> [TASK OBJECTIVE] Transcribe all records exactly.

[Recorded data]
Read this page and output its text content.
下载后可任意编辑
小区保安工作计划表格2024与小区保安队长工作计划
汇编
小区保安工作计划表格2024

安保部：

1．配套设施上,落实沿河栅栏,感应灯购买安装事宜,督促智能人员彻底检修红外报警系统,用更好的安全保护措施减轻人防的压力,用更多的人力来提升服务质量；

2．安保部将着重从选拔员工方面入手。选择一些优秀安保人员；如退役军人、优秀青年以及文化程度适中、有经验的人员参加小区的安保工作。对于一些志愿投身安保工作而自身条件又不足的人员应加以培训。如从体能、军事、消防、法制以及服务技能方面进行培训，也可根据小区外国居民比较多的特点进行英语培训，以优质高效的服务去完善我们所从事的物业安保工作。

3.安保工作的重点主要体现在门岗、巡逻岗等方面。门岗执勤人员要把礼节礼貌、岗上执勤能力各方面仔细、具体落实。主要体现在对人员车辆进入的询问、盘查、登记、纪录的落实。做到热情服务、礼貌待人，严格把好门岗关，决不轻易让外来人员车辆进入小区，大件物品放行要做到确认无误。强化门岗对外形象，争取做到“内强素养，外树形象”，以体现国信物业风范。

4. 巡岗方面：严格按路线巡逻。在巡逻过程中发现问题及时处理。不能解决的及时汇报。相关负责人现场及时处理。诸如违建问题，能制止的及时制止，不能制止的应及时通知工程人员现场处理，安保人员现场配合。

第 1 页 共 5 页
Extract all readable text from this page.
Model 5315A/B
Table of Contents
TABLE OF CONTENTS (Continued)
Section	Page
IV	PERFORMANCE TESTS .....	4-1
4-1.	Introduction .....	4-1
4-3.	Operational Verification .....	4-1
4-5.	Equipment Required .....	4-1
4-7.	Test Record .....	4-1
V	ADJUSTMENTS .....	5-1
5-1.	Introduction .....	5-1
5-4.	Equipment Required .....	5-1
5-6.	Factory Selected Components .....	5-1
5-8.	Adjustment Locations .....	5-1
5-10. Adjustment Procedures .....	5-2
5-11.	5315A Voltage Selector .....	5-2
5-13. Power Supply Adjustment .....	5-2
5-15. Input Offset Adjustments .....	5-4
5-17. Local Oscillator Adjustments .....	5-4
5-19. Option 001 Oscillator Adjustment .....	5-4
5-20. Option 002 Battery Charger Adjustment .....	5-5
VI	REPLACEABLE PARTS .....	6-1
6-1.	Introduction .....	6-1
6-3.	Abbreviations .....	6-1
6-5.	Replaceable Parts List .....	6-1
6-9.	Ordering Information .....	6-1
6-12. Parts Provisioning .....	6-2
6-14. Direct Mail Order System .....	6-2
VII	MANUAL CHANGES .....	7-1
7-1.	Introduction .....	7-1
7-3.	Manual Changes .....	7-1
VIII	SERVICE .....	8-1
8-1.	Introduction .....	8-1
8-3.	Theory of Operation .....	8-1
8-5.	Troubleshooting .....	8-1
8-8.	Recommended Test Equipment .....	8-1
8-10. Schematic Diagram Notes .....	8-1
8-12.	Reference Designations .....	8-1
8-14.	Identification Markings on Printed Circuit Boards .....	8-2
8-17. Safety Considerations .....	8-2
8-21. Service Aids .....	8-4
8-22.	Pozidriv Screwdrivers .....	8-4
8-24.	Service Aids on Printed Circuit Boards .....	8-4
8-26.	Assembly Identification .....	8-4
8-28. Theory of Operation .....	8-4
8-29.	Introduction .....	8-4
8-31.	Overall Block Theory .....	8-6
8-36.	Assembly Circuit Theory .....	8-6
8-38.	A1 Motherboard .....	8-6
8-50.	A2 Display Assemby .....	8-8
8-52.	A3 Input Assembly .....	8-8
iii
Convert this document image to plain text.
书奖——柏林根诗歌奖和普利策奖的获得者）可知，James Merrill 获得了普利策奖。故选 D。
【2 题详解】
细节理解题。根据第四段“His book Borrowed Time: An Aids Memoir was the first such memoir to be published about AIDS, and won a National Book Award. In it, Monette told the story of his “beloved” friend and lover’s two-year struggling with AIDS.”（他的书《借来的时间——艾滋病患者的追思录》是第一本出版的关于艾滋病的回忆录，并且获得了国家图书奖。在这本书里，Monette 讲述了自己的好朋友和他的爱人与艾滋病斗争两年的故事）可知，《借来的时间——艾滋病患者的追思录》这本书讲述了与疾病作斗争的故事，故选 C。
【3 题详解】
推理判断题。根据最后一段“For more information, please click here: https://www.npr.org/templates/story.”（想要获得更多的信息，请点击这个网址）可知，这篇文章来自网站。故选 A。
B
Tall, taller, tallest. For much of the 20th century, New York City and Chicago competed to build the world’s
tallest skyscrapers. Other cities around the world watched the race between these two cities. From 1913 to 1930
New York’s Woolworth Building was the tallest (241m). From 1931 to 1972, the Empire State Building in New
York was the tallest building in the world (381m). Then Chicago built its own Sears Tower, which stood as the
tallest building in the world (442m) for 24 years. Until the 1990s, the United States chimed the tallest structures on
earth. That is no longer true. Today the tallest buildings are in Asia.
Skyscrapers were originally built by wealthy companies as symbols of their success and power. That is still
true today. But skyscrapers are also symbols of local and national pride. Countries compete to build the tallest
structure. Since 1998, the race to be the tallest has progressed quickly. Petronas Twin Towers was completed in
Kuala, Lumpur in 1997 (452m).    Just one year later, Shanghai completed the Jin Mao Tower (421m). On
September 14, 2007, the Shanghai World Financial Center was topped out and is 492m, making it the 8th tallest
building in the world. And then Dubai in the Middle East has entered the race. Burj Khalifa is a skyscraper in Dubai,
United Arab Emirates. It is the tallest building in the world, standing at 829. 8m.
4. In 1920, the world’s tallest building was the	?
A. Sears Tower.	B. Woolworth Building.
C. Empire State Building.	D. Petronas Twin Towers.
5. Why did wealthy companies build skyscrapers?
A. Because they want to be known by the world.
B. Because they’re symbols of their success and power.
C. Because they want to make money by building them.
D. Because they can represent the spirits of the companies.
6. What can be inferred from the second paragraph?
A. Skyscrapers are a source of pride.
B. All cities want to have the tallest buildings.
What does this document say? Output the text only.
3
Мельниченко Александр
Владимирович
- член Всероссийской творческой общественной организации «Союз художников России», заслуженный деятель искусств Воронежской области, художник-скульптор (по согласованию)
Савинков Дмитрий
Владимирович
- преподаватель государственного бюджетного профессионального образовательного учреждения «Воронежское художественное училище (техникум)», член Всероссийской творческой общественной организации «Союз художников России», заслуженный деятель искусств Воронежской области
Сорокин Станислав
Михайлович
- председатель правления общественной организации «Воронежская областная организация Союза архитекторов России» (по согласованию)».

> [WRITTEN REPLY]
Read this page and output its text content.
下载后可任意编辑
小区保安工作计划表格2024与小区保安队长工作计划
汇编
小区保安工作计划表格2024

安保部：

1．配套设施上,落实沿河栅栏,感应灯购买安装事宜,督促智能人员彻底检修红外报警系统,用更好的安全保护措施减轻人防的压力,用更多的人力来提升服务质量；

2．安保部将着重从选拔员工方面入手。选择一些优秀安保人员；如退役军人、优秀青年以及文化程度适中、有经验的人员参加小区的安保工作。对于一些志愿投身安保工作而自身条件又不足的人员应加以培训。如从体能、军事、消防、法制以及服务技能方面进行培训，也可根据小区外国居民比较多的特点进行英语培训，以优质高效的服务去完善我们所从事的物业安保工作。

3.安保工作的重点主要体现在门岗、巡逻岗等方面。门岗执勤人员要把礼节礼貌、岗上执勤能力各方面仔细、具体落实。主要体现在对人员车辆进入的询问、盘查、登记、纪录的落实。做到热情服务、礼貌待人，严格把好门岗关，决不轻易让外来人员车辆进入小区，大件物品放行要做到确认无误。强化门岗对外形象，争取做到“内强素养，外树形象”，以体现国信物业风范。

4. 巡岗方面：严格按路线巡逻。在巡逻过程中发现问题及时处理。不能解决的及时汇报。相关负责人现场及时处理。诸如违建问题，能制止的及时制止，不能制止的应及时通知工程人员现场处理，安保人员现场配合。

第 1 页 共 5 页
Extract all readable text from this page.
Model 5315A/B
Table of Contents
TABLE OF CONTENTS (Continued)
Section	Page
IV	PERFORMANCE TESTS .....	4-1
4-1.	Introduction .....	4-1
4-3.	Operational Verification .....	4-1
4-5.	Equipment Required .....	4-1
4-7.	Test Record .....	4-1
V	ADJUSTMENTS .....	5-1
5-1.	Introduction .....	5-1
5-4.	Equipment Required .....	5-1
5-6.	Factory Selected Components .....	5-1
5-8.	Adjustment Locations .....	5-1
5-10. Adjustment Procedures .....	5-2
5-11.	5315A Voltage Selector .....	5-2
5-13. Power Supply Adjustment .....	5-2
5-15. Input Offset Adjustments .....	5-4
5-17. Local Oscillator Adjustments .....	5-4
5-19. Option 001 Oscillator Adjustment .....	5-4
5-20. Option 002 Battery Charger Adjustment .....	5-5
VI	REPLACEABLE PARTS .....	6-1
6-1.	Introduction .....	6-1
6-3.	Abbreviations .....	6-1
6-5.	Replaceable Parts List .....	6-1
6-9.	Ordering Information .....	6-1
6-12. Parts Provisioning .....	6-2
6-14. Direct Mail Order System .....	6-2
VII	MANUAL CHANGES .....	7-1
7-1.	Introduction .....	7-1
7-3.	Manual Changes .....	7-1
VIII	SERVICE .....	8-1
8-1.	Introduction .....	8-1
8-3.	Theory of Operation .....	8-1
8-5.	Troubleshooting .....	8-1
8-8.	Recommended Test Equipment .....	8-1
8-10. Schematic Diagram Notes .....	8-1
8-12.	Reference Designations .....	8-1
8-14.	Identification Markings on Printed Circuit Boards .....	8-2
8-17. Safety Considerations .....	8-2
8-21. Service Aids .....	8-4
8-22.	Pozidriv Screwdrivers .....	8-4
8-24.	Service Aids on Printed Circuit Boards .....	8-4
8-26.	Assembly Identification .....	8-4
8-28. Theory of Operation .....	8-4
8-29.	Introduction .....	8-4
8-31.	Overall Block Theory .....	8-6
8-36.	Assembly Circuit Theory .....	8-6
8-38.	A1 Motherboard .....	8-6
8-50.	A2 Display Assemby .....	8-8
8-52.	A3 Input Assembly .....	8-8
iii
Convert this document image to plain text.
书奖——柏林根诗歌奖和普利策奖的获得者）可知，James Merrill 获得了普利策奖。故选 D。
【2 题详解】
细节理解题。根据第四段“His book Borrowed Time: An Aids Memoir was the first such memoir to be published about AIDS, and won a National Book Award. In it, Monette told the story of his “beloved” friend and lover’s two-year struggling with AIDS.”（他的书《借来的时间——艾滋病患者的追思录》是第一本出版的关于艾滋病的回忆录，并且获得了国家图书奖。在这本书里，Monette 讲述了自己的好朋友和他的爱人与艾滋病斗争两年的故事）可知，《借来的时间——艾滋病患者的追思录》这本书讲述了与疾病作斗争的故事，故选 C。
【3 题详解】
推理判断题。根据最后一段“For more information, please click here: https://www.npr.org/templates/story.”（想要获得更多的信息，请点击这个网址）可知，这篇文章来自网站。故选 A。
B
Tall, taller, tallest. For much of the 20th century, New York City and Chicago competed to build the world’s
tallest skyscrapers. Other cities around the world watched the race between these two cities. From 1913 to 1930
New York’s Woolworth Building was the tallest (241m). From 1931 to 1972, the Empire State Building in New
York was the tallest building in the world (381m). Then Chicago built its own Sears Tower, which stood as the
tallest building in the world (442m) for 24 years. Until the 1990s, the United States chimed the tallest structures on
earth. That is no longer true. Today the tallest buildings are in Asia.
Skyscrapers were originally built by wealthy companies as symbols of their success and power. That is still
true today. But skyscrapers are also symbols of local and national pride. Countries compete to build the tallest
structure. Since 1998, the race to be the tallest has progressed quickly. Petronas Twin Towers was completed in
Kuala, Lumpur in 1997 (452m).    Just one year later, Shanghai completed the Jin Mao Tower (421m). On
September 14, 2007, the Shanghai World Financial Center was topped out and is 492m, making it the 8th tallest
building in the world. And then Dubai in the Middle East has entered the race. Burj Khalifa is a skyscraper in Dubai,
United Arab Emirates. It is the tallest building in the world, standing at 829. 8m.
4. In 1920, the world’s tallest building was the	?
A. Sears Tower.	B. Woolworth Building.
C. Empire State Building.	D. Petronas Twin Towers.
5. Why did wealthy companies build skyscrapers?
A. Because they want to be known by the world.
B. Because they’re symbols of their success and power.
C. Because they want to make money by building them.
D. Because they can represent the spirits of the companies.
6. What can be inferred from the second paragraph?
A. Skyscrapers are a source of pride.
B. All cities want to have the tallest buildings.
What does this document say? Output the text only.
3
Мельниченко Александр
Владимирович
- член Всероссийской творческой общественной организации «Союз художников России», заслуженный деятель искусств Воронежской области, художник-скульптор (по согласованию)
Савинков Дмитрий
Владимирович
- преподаватель государственного бюджетного профессионального образовательного учреждения «Воронежское художественное училище (техникум)», член Всероссийской творческой общественной организации «Союз художников России», заслуженный деятель искусств Воронежской области
Сорокин Станислав
Михайлович
- председатель правления общественной организации «Воронежская областная организация Союза архитекторов России» (по согласованию)».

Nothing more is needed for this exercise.